■ **EXERCISE DESCRIPTION**
Copy the court order between "UNITED STATES DISTRICT" and "MICHAEL BABCOCK, Respondent.", inclusive, substituting "Decision" for "Opinion".

>> start SOURCE

UNITED STATES DISTRICT COURT FOR THE EASTERN DISTRICT OF CALIFORNIA
May 20, 2014
No. 2:14-cv-00648-AC-P (E.D. Cal. May. 20, 2014)

Opinion

No. 2:14-cv-00648-AC-P

05-20-2014

JUAN MANUEL GLARIA-RAMIREZ, Petitioner, v. MICHAEL BABCOCK, Respondent.


ORDER

On March 10, 2014, petitioner, a federal prisoner proceeding pro se, filed an application for a writ of habeas corpus pursuant to 28 U.S.C. § 2241. ECF No. 1. Petitioner consented to the jurisdiction of the undersigned for all further proceedings on March 21, 2014. See ECF No. 7; see also 28 U.S.C. § 636(c). Petitioner is challenging his 2012 federal conviction for conspiracy to possess with the intent to distribute methamphetamine and possession with the intent to distribute methamphetamine. ECF No. 1 at 2. These convictions were sustained in the District Court of the District of Wyoming. Id. Petitioner is currently confined at the Federal Correctional Institution in Herlong, California. Accordingly, petitioner filed the instant 28 U.S.C. § 2241 petition in the district of his confinement rather than in the sentencing court.

I. Procedural History

A review of the District of Wyoming's electronic docket indicates that petitioner was sentenced on April 27, 2012 to 126 months imprisonment followed by 5 years of supervised release following his guilty plea. See United States v. Painovich, et al., 2:11-cr-00236-SWS-4 (D. Wy. 2011) (available at https://ecf.wyd.uscourts.gov/cgi-bin/DktRpt.pl796423525966721-L_1_0-1). While petitioner did not file a direct appeal, he did file a 28 U.S.C. § 2255 motion in the sentencing court on October 29, 2012. See ECF No. 206 in 2:11-cr-00236-SWS-4. In this motion, petitioner challenged the effectiveness of his attorney for failing to object to the entry of judgment when there was no factual basis to find him guilty of conspiring to distribute methamphetamine and for failing to argue that the evidence was insufficient to show an agreement to possess the methamphetamine with the intent to distribute. Id. The district court denied petitioner's post-conviction motion on the merits on August 6, 2013. ECF No. 223 in 2:11-cr-00236-SWS-4. As relevant here, the sentencing court denied the § 2255 motion finding that there was a sufficient factual basis supporting the plea to both counts of the indictment based on two days of co-conspirator testimony prior to petitioner's guilty plea, his statements under oath during the plea colloquy, as well as additional information in the pre-sentence report. Id.

This court takes judicial notice of the dockets of the District Court for the District of Wyoming. A court is permitted to take judicial notice of court records in another case, including court records available to the public through the PACER system via the internet. See United States v. Howard, 381 F.3d 873, 876 n. 1 (9th Cir. 2004).

>> end SOURCE
>> start SOURCE EXCERPT

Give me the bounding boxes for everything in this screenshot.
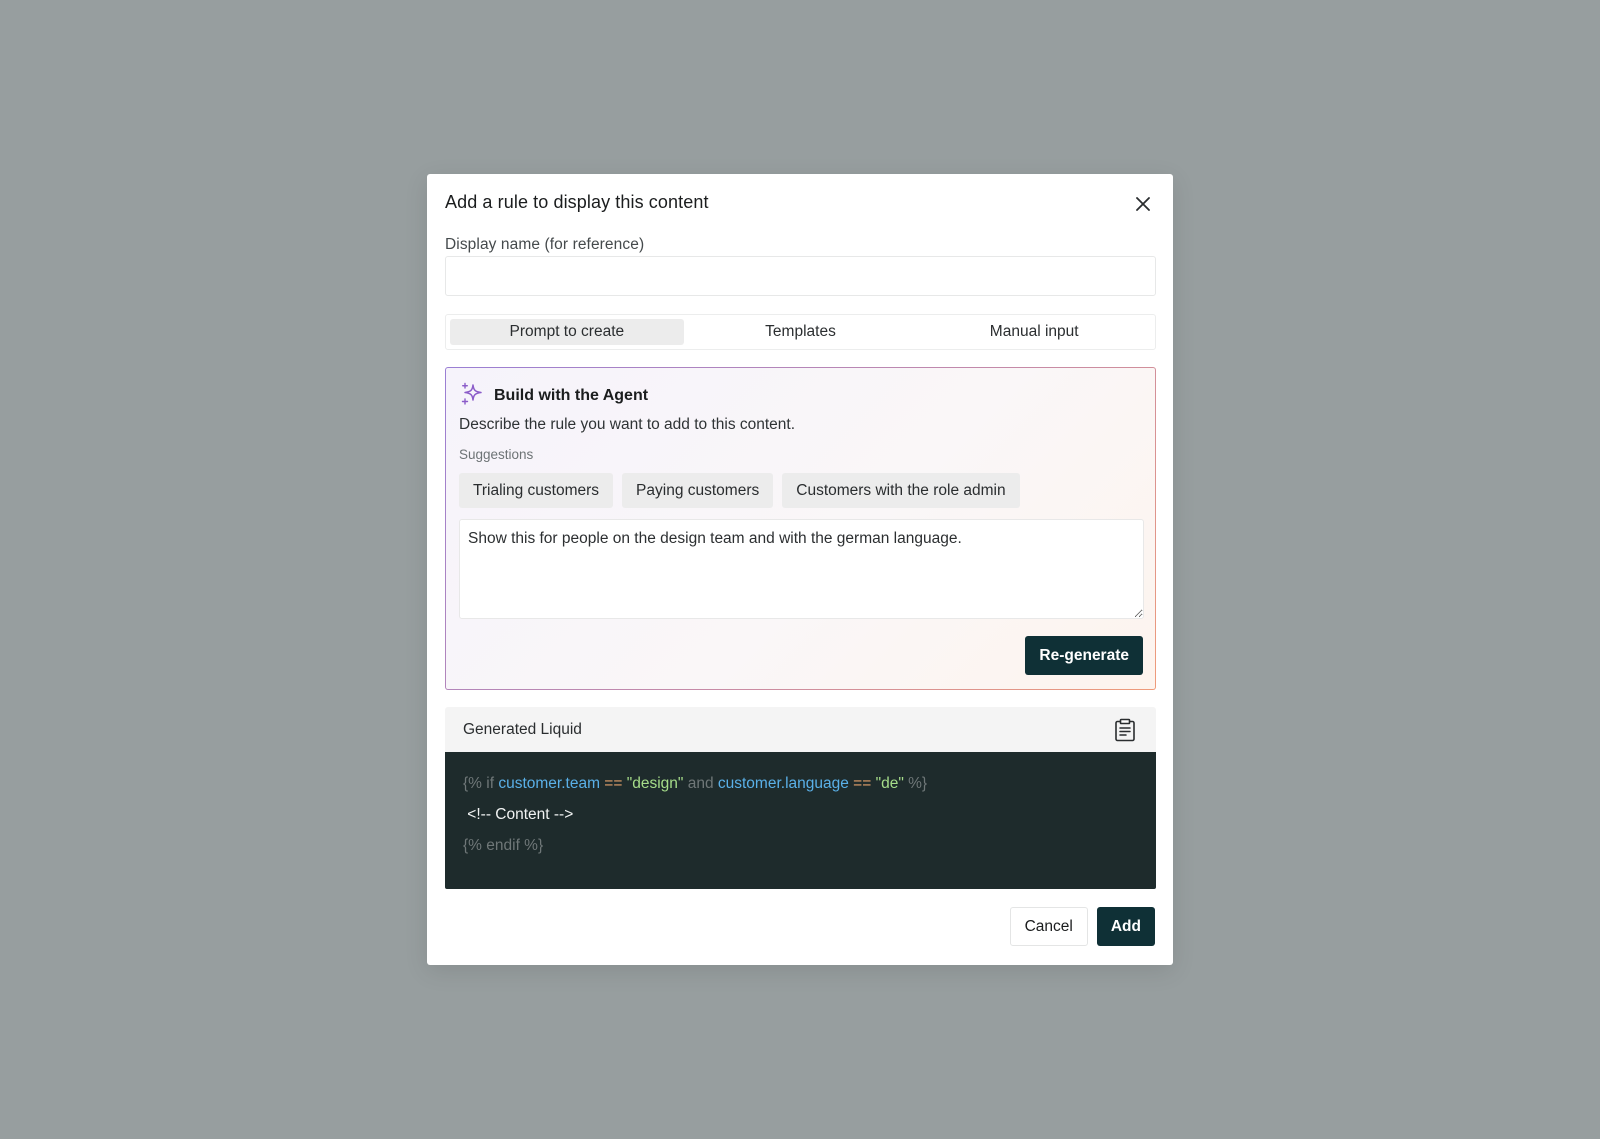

>> end SOURCE EXCERPT

■ **COMPLETE ANSWER**
UNITED STATES DISTRICT COURT FOR THE EASTERN DISTRICT OF CALIFORNIA
May 20, 2014
No. 2:14-cv-00648-AC-P (E.D. Cal. May. 20, 2014)

Decision

No. 2:14-cv-00648-AC-P

05-20-2014

JUAN MANUEL GLARIA-RAMIREZ, Petitioner, v. MICHAEL BABCOCK, Respondent.